Records from a dataset:
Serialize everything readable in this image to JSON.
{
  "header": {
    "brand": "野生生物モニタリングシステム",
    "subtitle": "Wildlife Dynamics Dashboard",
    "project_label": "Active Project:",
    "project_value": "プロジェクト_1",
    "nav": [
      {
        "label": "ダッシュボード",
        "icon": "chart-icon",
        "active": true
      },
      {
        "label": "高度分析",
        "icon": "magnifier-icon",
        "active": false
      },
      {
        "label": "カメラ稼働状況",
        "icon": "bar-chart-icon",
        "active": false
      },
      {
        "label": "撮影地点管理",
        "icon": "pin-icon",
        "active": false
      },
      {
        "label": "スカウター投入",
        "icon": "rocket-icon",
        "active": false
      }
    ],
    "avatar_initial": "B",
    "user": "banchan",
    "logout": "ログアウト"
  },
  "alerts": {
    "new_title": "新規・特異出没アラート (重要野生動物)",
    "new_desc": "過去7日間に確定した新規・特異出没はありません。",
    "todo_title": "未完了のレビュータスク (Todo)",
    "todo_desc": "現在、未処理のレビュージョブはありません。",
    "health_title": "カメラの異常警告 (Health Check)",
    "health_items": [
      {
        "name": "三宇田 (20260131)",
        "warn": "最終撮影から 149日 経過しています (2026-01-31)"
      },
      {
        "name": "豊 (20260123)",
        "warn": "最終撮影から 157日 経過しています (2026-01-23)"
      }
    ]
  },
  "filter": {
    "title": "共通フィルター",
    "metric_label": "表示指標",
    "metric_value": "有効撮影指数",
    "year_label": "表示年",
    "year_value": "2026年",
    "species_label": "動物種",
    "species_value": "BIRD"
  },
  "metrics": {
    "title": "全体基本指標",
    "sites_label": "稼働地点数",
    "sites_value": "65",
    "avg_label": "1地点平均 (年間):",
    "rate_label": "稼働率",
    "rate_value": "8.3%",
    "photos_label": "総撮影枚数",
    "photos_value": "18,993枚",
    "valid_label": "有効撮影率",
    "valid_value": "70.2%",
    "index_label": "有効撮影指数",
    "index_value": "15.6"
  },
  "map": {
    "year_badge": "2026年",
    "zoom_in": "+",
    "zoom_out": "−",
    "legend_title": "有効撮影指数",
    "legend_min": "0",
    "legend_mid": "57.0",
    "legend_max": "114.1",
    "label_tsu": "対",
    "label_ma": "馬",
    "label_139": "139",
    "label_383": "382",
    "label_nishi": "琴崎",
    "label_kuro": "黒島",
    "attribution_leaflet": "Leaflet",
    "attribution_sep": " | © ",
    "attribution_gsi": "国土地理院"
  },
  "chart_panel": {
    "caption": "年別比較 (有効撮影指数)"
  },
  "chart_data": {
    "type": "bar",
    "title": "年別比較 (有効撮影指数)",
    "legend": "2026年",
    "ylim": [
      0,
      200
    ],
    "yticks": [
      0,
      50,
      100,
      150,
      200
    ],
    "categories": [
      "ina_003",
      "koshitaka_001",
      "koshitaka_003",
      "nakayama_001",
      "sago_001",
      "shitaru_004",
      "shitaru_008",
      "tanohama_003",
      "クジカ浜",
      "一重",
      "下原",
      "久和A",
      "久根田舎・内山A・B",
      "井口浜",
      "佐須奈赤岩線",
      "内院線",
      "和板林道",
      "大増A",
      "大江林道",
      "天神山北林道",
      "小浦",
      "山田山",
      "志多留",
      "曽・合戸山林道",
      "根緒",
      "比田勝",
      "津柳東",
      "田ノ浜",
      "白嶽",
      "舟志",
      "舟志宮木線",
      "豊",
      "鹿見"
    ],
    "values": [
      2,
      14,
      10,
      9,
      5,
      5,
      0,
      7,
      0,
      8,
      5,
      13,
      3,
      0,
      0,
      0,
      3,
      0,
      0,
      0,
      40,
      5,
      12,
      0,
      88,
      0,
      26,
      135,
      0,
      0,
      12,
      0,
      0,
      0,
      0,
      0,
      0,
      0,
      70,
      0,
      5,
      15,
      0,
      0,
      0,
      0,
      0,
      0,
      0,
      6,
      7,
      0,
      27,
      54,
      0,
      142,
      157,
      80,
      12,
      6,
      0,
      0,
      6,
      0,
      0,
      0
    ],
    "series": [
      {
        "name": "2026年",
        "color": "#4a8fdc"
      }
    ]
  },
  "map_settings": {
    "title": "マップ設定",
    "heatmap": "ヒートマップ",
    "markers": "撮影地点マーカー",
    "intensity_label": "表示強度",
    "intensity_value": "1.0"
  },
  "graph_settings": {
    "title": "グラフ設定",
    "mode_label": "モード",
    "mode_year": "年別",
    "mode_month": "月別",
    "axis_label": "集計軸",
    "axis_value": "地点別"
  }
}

▶ [WHAT THE EXERCISE ASKS]: Please repeat all the records above exactly as they appear.

▶ [REPLY TO THE EXERCISE]:
Serialize everything readable in this image to JSON.
{
  "header": {
    "brand": "野生生物モニタリングシステム",
    "subtitle": "Wildlife Dynamics Dashboard",
    "project_label": "Active Project:",
    "project_value": "プロジェクト_1",
    "nav": [
      {
        "label": "ダッシュボード",
        "icon": "chart-icon",
        "active": true
      },
      {
        "label": "高度分析",
        "icon": "magnifier-icon",
        "active": false
      },
      {
        "label": "カメラ稼働状況",
        "icon": "bar-chart-icon",
        "active": false
      },
      {
        "label": "撮影地点管理",
        "icon": "pin-icon",
        "active": false
      },
      {
        "label": "スカウター投入",
        "icon": "rocket-icon",
        "active": false
      }
    ],
    "avatar_initial": "B",
    "user": "banchan",
    "logout": "ログアウト"
  },
  "alerts": {
    "new_title": "新規・特異出没アラート (重要野生動物)",
    "new_desc": "過去7日間に確定した新規・特異出没はありません。",
    "todo_title": "未完了のレビュータスク (Todo)",
    "todo_desc": "現在、未処理のレビュージョブはありません。",
    "health_title": "カメラの異常警告 (Health Check)",
    "health_items": [
      {
        "name": "三宇田 (20260131)",
        "warn": "最終撮影から 149日 経過しています (2026-01-31)"
      },
      {
        "name": "豊 (20260123)",
        "warn": "最終撮影から 157日 経過しています (2026-01-23)"
      }
    ]
  },
  "filter": {
    "title": "共通フィルター",
    "metric_label": "表示指標",
    "metric_value": "有効撮影指数",
    "year_label": "表示年",
    "year_value": "2026年",
    "species_label": "動物種",
    "species_value": "BIRD"
  },
  "metrics": {
    "title": "全体基本指標",
    "sites_label": "稼働地点数",
    "sites_value": "65",
    "avg_label": "1地点平均 (年間):",
    "rate_label": "稼働率",
    "rate_value": "8.3%",
    "photos_label": "総撮影枚数",
    "photos_value": "18,993枚",
    "valid_label": "有効撮影率",
    "valid_value": "70.2%",
    "index_label": "有効撮影指数",
    "index_value": "15.6"
  },
  "map": {
    "year_badge": "2026年",
    "zoom_in": "+",
    "zoom_out": "−",
    "legend_title": "有効撮影指数",
    "legend_min": "0",
    "legend_mid": "57.0",
    "legend_max": "114.1",
    "label_tsu": "対",
    "label_ma": "馬",
    "label_139": "139",
    "label_383": "382",
    "label_nishi": "琴崎",
    "label_kuro": "黒島",
    "attribution_leaflet": "Leaflet",
    "attribution_sep": " | © ",
    "attribution_gsi": "国土地理院"
  },
  "chart_panel": {
    "caption": "年別比較 (有効撮影指数)"
  },
  "chart_data": {
    "type": "bar",
    "title": "年別比較 (有効撮影指数)",
    "legend": "2026年",
    "ylim": [
      0,
      200
    ],
    "yticks": [
      0,
      50,
      100,
      150,
      200
    ],
    "categories": [
      "ina_003",
      "koshitaka_001",
      "koshitaka_003",
      "nakayama_001",
      "sago_001",
      "shitaru_004",
      "shitaru_008",
      "tanohama_003",
      "クジカ浜",
      "一重",
      "下原",
      "久和A",
      "久根田舎・内山A・B",
      "井口浜",
      "佐須奈赤岩線",
      "内院線",
      "和板林道",
      "大増A",
      "大江林道",
      "天神山北林道",
      "小浦",
      "山田山",
      "志多留",
      "曽・合戸山林道",
      "根緒",
      "比田勝",
      "津柳東",
      "田ノ浜",
      "白嶽",
      "舟志",
      "舟志宮木線",
      "豊",
      "鹿見"
    ],
    "values": [
      2,
      14,
      10,
      9,
      5,
      5,
      0,
      7,
      0,
      8,
      5,
      13,
      3,
      0,
      0,
      0,
      3,
      0,
      0,
      0,
      40,
      5,
      12,
      0,
      88,
      0,
      26,
      135,
      0,
      0,
      12,
      0,
      0,
      0,
      0,
      0,
      0,
      0,
      70,
      0,
      5,
      15,
      0,
      0,
      0,
      0,
      0,
      0,
      0,
      6,
      7,
      0,
      27,
      54,
      0,
      142,
      157,
      80,
      12,
      6,
      0,
      0,
      6,
      0,
      0,
      0
    ],
    "series": [
      {
        "name": "2026年",
        "color": "#4a8fdc"
      }
    ]
  },
  "map_settings": {
    "title": "マップ設定",
    "heatmap": "ヒートマップ",
    "markers": "撮影地点マーカー",
    "intensity_label": "表示強度",
    "intensity_value": "1.0"
  },
  "graph_settings": {
    "title": "グラフ設定",
    "mode_label": "モード",
    "mode_year": "年別",
    "mode_month": "月別",
    "axis_label": "集計軸",
    "axis_value": "地点別"
  }
}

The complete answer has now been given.